From the entries below, please gather each line containing the string "Михальчук".
________________
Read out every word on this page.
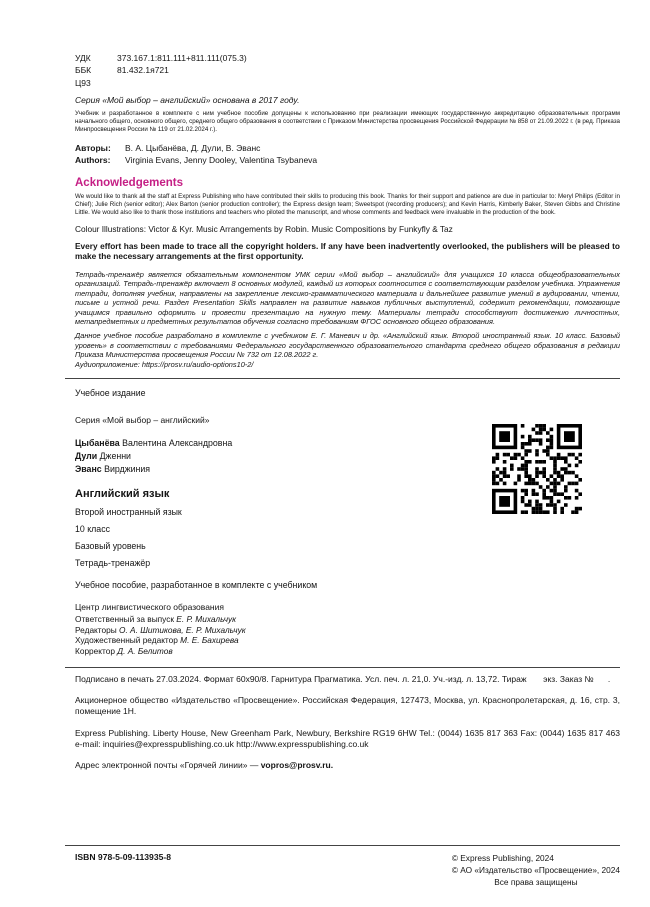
УДК	373.167.1:811.111+811.111(075.3)
ББК	81.432.1я721
Ц93

Серия «Мой выбор – английский» основана в 2017 году.

Учебник и разработанное в комплекте с ним учебное пособие допущены к использованию при реализации имеющих государственную аккредитацию образовательных программ начального общего, основного общего, среднего общего образования в соответствии с Приказом Министерства просвещения Российской Федерации № 858 от 21.09.2022 г. (в ред. Приказа Минпросвещения России № 119 от 21.02.2024 г.).

Авторы:	В. А. Цыбанёва, Д. Дули, В. Эванс
Authors:	Virginia Evans, Jenny Dooley, Valentina Tsybaneva
Acknowledgements

We would like to thank all the staff at Express Publishing who have contributed their skills to producing this book. Thanks for their support and patience are due in particular to: Meryl Philips (Editor in Chief); Julie Rich (senior editor); Alex Barton (senior production controller); the Express design team; Sweetspot (recording producers); and Kevin Harris, Kimberly Baker, Steven Gibbs and Christine Little. We would also like to thank those institutions and teachers who piloted the manuscript, and whose comments and feedback were invaluable in the production of the book.

Colour Illustrations: Victor & Kyr. Music Arrangements by Robin. Music Compositions by Funkyfly & Taz

Every effort has been made to trace all the copyright holders. If any have been inadvertently overlooked, the publishers will be pleased to make the necessary arrangements at the first opportunity.

Тетрадь-тренажёр является обязательным компонентом УМК серии «Мой выбор – английский» для учащихся 10 класса общеобразовательных организаций. Тетрадь-тренажёр включает 8 основных модулей, каждый из которых соотносится с соответствующим разделом учебника. Упражнения тетради, дополняя учебник, направлены на закрепление лексико-грамматического материала и дальнейшее развитие умений в аудировании, чтении, письме и устной речи. Раздел Presentation Skills направлен на развитие навыков публичных выступлений, содержит рекомендации, помогающие учащимся правильно оформить и провести презентацию на нужную тему. Материалы тетради способствуют достижению личностных, метапредметных и предметных результатов обучения согласно требованиям ФГОС основного общего образования.

Данное учебное пособие разработано в комплекте с учебником Е. Г. Маневич и др. «Английский язык. Второй иностранный язык. 10 класс. Базовый уровень» в соответствии с требованиями Федерального государственного образовательного стандарта среднего общего образования в редакции Приказа Министерства просвещения России № 732 от 12.08.2022 г.

Аудиоприложение: https://prosv.ru/audio-options10-2/

Учебное издание

Серия «Мой выбор – английский»

Цыбанёва Валентина Александровна

Дули Дженни

Эванс Вирджиния

Английский язык

Второй иностранный язык

10 класс

Базовый уровень

Тетрадь-тренажёр

Учебное пособие, разработанное в комплекте с учебником

Центр лингвистического образования

Ответственный за выпуск Е. Р. Михальчук

Редакторы О. А. Шитикова, Е. Р. Михальчук

Художественный редактор М. Е. Бахирева

Корректор Д. А. Белитов

Подписано в печать 27.03.2024. Формат 60x90/8. Гарнитура Прагматика. Усл. печ. л. 21,0. Уч.-изд. л. 13,72. Тираж       экз. Заказ №      .

Акционерное общество «Издательство «Просвещение». Российская Федерация, 127473, Москва, ул. Краснопролетарская, д. 16, стр. 3, помещение 1Н.

Express Publishing. Liberty House, New Greenham Park, Newbury, Berkshire RG19 6HW Tel.: (0044) 1635 817 363 Fax: (0044) 1635 817 463 e-mail: inquiries@expresspublishing.co.uk http://www.expresspublishing.co.uk

Адрес электронной почты «Горячей линии» — vopros@prosv.ru.

ISBN 978-5-09-113935-8	© Express Publishing, 2024
© АО «Издательство «Просвещение», 2024
Все права защищены
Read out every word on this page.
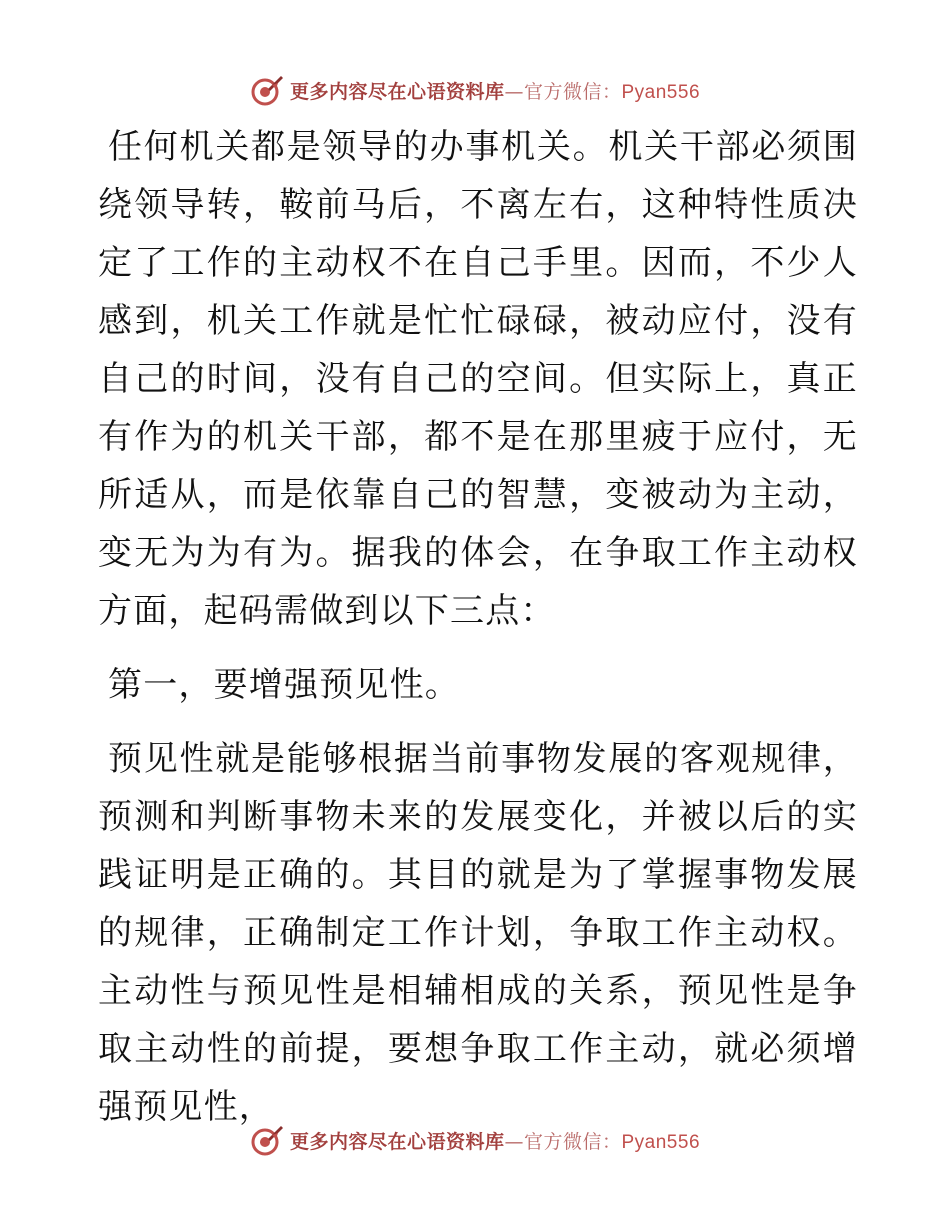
更多内容尽在心语资料库—官方微信：Pyan556

任何机关都是领导的办事机关。机关干部必须围绕领导转，鞍前马后，不离左右，这种特性质决定了工作的主动权不在自己手里。因而，不少人感到，机关工作就是忙忙碌碌，被动应付，没有自己的时间，没有自己的空间。但实际上，真正有作为的机关干部，都不是在那里疲于应付，无所适从，而是依靠自己的智慧，变被动为主动，变无为为有为。据我的体会，在争取工作主动权方面，起码需做到以下三点：

第一，要增强预见性。

预见性就是能够根据当前事物发展的客观规律，预测和判断事物未来的发展变化，并被以后的实践证明是正确的。其目的就是为了掌握事物发展的规律，正确制定工作计划，争取工作主动权。主动性与预见性是相辅相成的关系，预见性是争取主动性的前提，要想争取工作主动，就必须增强预见性，

更多内容尽在心语资料库—官方微信：Pyan556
________________
◆ Answer to this task:
Ответственный за выпуск Е. Р. Михальчук
Редакторы О. А. Шитикова, Е. Р. Михальчук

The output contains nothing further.